■ **EXERCISE BRIEF**
Print the listing below in its entirety, character for character.

■ **DATA FOR THIS TASK**

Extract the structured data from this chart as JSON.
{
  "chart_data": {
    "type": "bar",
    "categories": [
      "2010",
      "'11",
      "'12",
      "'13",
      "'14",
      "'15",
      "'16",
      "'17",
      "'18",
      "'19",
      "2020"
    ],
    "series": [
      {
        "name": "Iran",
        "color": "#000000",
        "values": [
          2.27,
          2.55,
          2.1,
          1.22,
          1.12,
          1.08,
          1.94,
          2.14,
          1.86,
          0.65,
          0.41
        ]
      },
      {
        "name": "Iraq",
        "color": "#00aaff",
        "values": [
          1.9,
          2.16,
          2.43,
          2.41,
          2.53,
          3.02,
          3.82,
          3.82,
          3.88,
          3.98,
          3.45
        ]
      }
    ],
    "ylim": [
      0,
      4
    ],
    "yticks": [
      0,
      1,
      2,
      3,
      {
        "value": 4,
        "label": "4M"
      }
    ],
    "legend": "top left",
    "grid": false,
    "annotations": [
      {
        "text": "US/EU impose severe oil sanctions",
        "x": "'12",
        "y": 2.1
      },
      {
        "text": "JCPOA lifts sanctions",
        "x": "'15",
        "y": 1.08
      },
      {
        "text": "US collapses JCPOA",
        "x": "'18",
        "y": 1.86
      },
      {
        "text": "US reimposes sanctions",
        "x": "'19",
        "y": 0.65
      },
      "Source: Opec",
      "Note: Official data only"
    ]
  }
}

■ **ANSWER TO THIS EXERCISE**
Extract the structured data from this chart as JSON.
{
  "chart_data": {
    "type": "bar",
    "categories": [
      "2010",
      "'11",
      "'12",
      "'13",
      "'14",
      "'15",
      "'16",
      "'17",
      "'18",
      "'19",
      "2020"
    ],
    "series": [
      {
        "name": "Iran",
        "color": "#000000",
        "values": [
          2.27,
          2.55,
          2.1,
          1.22,
          1.12,
          1.08,
          1.94,
          2.14,
          1.86,
          0.65,
          0.41
        ]
      },
      {
        "name": "Iraq",
        "color": "#00aaff",
        "values": [
          1.9,
          2.16,
          2.43,
          2.41,
          2.53,
          3.02,
          3.82,
          3.82,
          3.88,
          3.98,
          3.45
        ]
      }
    ],
    "ylim": [
      0,
      4
    ],
    "yticks": [
      0,
      1,
      2,
      3,
      {
        "value": 4,
        "label": "4M"
      }
    ],
    "legend": "top left",
    "grid": false,
    "annotations": [
      {
        "text": "US/EU impose severe oil sanctions",
        "x": "'12",
        "y": 2.1
      },
      {
        "text": "JCPOA lifts sanctions",
        "x": "'15",
        "y": 1.08
      },
      {
        "text": "US collapses JCPOA",
        "x": "'18",
        "y": 1.86
      },
      {
        "text": "US reimposes sanctions",
        "x": "'19",
        "y": 0.65
      },
      "Source: Opec",
      "Note: Official data only"
    ]
  }
}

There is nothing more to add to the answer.